→ **WHAT YOU ARE ASKED TO DO**
Show all lines from the data that include the word "screenshot".

→ **DATA SECTION**
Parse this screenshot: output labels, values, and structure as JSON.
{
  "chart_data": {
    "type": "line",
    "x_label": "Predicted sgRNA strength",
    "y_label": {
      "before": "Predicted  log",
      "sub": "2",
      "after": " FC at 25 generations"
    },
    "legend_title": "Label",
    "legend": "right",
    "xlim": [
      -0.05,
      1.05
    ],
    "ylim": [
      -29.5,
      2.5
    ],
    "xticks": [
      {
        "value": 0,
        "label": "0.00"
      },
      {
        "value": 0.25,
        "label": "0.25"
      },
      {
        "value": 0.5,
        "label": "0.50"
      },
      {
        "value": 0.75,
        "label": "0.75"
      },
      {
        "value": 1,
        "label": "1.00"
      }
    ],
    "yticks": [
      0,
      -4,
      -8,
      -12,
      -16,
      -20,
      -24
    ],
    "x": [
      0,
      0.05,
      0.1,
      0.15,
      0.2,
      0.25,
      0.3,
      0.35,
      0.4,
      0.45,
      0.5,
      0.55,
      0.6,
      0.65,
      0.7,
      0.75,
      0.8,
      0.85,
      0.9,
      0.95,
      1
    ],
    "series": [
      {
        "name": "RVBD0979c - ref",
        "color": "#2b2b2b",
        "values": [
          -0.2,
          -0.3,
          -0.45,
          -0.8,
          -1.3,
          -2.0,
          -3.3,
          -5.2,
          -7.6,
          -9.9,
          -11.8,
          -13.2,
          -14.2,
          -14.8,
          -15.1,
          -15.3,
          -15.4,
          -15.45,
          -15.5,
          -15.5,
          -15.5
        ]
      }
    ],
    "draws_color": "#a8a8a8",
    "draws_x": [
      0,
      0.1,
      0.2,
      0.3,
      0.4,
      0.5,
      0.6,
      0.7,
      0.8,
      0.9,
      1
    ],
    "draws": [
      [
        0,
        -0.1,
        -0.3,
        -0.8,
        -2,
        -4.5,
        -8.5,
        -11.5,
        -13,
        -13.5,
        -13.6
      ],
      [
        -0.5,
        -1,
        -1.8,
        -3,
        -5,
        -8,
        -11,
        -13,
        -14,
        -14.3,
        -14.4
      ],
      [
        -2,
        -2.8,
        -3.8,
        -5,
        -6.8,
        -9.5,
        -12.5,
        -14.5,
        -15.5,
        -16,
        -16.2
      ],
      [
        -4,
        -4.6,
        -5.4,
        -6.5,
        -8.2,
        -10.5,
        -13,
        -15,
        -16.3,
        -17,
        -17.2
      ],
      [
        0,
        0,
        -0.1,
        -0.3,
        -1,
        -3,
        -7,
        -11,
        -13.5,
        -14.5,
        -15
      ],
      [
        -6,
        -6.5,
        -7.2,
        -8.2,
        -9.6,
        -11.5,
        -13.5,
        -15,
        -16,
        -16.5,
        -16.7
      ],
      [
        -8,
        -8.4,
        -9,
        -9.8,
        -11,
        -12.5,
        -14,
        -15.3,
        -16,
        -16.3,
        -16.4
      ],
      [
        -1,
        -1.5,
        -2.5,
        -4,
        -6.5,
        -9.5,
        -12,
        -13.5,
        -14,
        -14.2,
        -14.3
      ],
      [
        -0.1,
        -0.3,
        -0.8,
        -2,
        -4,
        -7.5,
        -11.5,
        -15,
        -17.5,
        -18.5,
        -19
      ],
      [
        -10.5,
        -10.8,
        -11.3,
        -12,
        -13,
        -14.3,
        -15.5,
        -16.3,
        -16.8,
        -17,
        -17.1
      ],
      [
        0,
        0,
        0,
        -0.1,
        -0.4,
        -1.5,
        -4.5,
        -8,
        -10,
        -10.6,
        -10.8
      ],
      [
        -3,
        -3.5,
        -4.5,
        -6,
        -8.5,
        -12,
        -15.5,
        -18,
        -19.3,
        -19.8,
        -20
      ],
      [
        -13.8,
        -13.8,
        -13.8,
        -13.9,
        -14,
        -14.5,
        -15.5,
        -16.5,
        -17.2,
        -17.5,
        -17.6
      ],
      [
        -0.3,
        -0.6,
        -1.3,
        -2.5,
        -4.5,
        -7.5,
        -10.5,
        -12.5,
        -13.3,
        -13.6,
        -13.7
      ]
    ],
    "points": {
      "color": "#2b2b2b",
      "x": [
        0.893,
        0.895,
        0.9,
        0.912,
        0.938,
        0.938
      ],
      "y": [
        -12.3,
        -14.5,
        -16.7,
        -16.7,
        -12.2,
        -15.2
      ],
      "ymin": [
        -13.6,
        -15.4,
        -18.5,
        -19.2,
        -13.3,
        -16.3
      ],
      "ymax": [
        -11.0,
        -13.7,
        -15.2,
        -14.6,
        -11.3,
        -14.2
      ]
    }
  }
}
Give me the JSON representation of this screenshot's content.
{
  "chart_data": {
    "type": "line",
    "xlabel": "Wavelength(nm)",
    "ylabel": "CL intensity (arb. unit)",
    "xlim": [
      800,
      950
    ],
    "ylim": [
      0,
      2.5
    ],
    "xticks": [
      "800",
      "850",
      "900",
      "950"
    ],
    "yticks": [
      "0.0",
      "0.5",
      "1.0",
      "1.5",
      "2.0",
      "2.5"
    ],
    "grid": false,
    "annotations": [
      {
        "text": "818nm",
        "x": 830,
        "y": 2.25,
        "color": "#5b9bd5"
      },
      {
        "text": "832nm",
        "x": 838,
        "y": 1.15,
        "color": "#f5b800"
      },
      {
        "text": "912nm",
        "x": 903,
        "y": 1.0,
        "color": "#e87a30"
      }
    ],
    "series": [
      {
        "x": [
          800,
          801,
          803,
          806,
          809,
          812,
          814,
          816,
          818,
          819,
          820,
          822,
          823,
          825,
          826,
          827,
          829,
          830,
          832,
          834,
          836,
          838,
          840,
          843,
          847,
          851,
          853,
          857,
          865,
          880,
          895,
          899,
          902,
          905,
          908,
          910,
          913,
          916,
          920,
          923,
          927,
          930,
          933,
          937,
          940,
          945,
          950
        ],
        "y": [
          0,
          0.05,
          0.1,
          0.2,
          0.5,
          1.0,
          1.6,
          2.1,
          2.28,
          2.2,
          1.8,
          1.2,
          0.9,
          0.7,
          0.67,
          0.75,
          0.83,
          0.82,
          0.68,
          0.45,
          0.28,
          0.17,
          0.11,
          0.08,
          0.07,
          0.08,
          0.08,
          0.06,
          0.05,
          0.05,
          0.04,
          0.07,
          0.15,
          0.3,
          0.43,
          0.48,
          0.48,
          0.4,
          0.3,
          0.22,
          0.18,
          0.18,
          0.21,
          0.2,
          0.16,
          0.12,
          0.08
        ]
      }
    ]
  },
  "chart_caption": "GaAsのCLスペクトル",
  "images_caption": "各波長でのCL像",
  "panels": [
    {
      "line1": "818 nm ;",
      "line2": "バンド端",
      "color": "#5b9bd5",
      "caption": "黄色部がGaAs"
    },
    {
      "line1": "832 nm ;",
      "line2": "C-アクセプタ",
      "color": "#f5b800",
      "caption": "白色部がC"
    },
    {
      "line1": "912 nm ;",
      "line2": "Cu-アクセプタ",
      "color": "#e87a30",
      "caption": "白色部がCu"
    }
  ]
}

→ **ANSWER FOR THE TASK**
Parse this screenshot: output labels, values, and structure as JSON.
Give me the JSON representation of this screenshot's content.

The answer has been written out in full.